Set tasks:
**1.** Duplicate the passage of the game review starting at "At the end of" and ending at "you want it.".
**2.** Answer these questions about the game review:
(a)
What happens to a character who loses all HP?
(b)
How many hours did the reviewer put in, according to the Steam account?
(c)
About how many hours of core gameplay does the reviewer estimate?
**3.** Resume the game review after its final sentence.

Excerpt provided:
%%

The game never teaches you how to play it, you just play it, and have to teach yourself. And I don't find that a good thing. In the end, once you've slogged through the school of hard knocks and have the knowhow, then there is this incredible experience at hand. But there are better ways to arrive at this point than having to suffer the crucible of trial and error, especially when even on easier difficulties the game punishes you mercilessly for mistakes. It's the double threat of you're not going to be taught how to play, a difficult and complex system in real time and when you mess up your characters suffer perma-death. A character who loses all HP gets knocked to the floor, but if they take another hit, then I hope you have something less racey for their headstone than some, ahem, others in the realm of the Eastern Reach.
At the end of the day, this is a great game. It does have some minor bugs but patches be patching and I wouldn't sweat them. Its a gorgeous experience and once you self-teach yourself how to actually play it, there is a very mature tale at hand that really does explore those spaces the developers were promising. There is also a ton of game here to be had. I put in 27 hours according to my Steam account and barely scratched the surface. There's probably 60+ of core gameplay with enough class variety for rewarding replay as well. But it is also a game that will not hold your hand and lead you into it's world. If you want it, you'll have to figure it out for yourself, and hopefully that first taste before hitting the wall will make you want it.

%%

Data block:
%%

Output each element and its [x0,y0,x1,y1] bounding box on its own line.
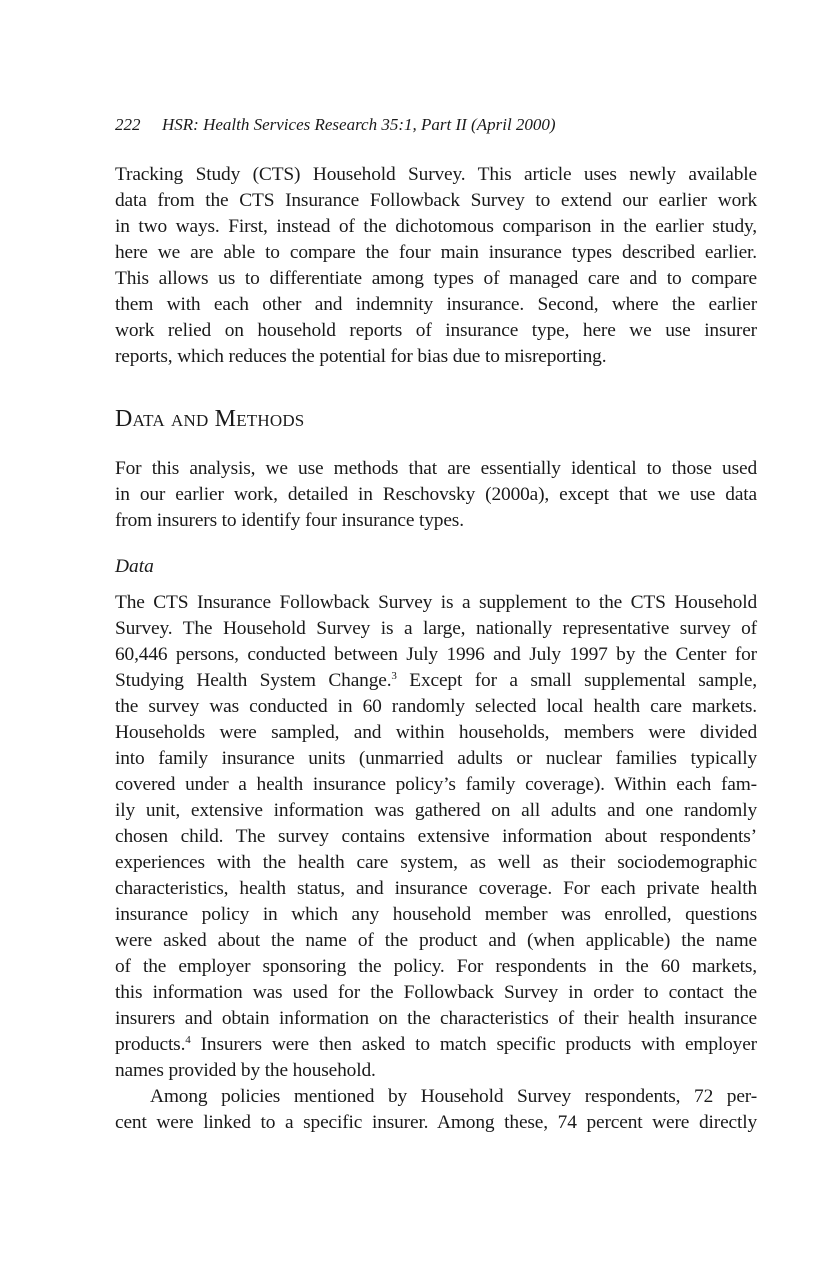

%%

Responses in order:
**1.**
At the end of the day, this is a great game. It does have some minor bugs but patches be patching and I wouldn't sweat them. Its a gorgeous experience and once you self-teach yourself how to actually play it, there is a very mature tale at hand that really does explore those spaces the developers were promising. There is also a ton of game here to be had. I put in 27 hours according to my Steam account and barely scratched the surface. There's probably 60+ of core gameplay with enough class variety for rewarding replay as well. But it is also a game that will not hold your hand and lead you into it's world. If you want it, you'll have to figure it out for yourself, and hopefully that first taste before hitting the wall will make you want it.

**2.**
(a)
The character gets knocked to the floor and dies permanently if hit again.
(b)
27 hours.
(c)
60+ hours.

**3.**
This is the type of game that needs two scores. One for the diehards of the genre and one for the newbies. The development team catered to their core group, and I feel they made the game that they wanted to play. But ultimately I also feel I have to hold them responsible for making a game that feels inaccessible in so many ways. Once you get over the learning cliff, there is a better game out there than this score represents. Pillars of Eternity is like a speakeasy. If you know the dirty, dark alley you need to go down and have the password for the doorman, there is a wonderful, vibrant, and robust world on the other side filled with dancing girls, jazz music, booze, and cigarettes.
* The product in this article was sent to us by the developer/company.
First picked up a game controller when my mother bought an Atari 2600 for my brother and I one fateful Christmas.
Now I'm a Software Developer in my day job who is happy to be a part of the Gaming Nexus team so I can have at least a flimsy excuse for my wife as to why I need to get those 15 more minutes of game time in...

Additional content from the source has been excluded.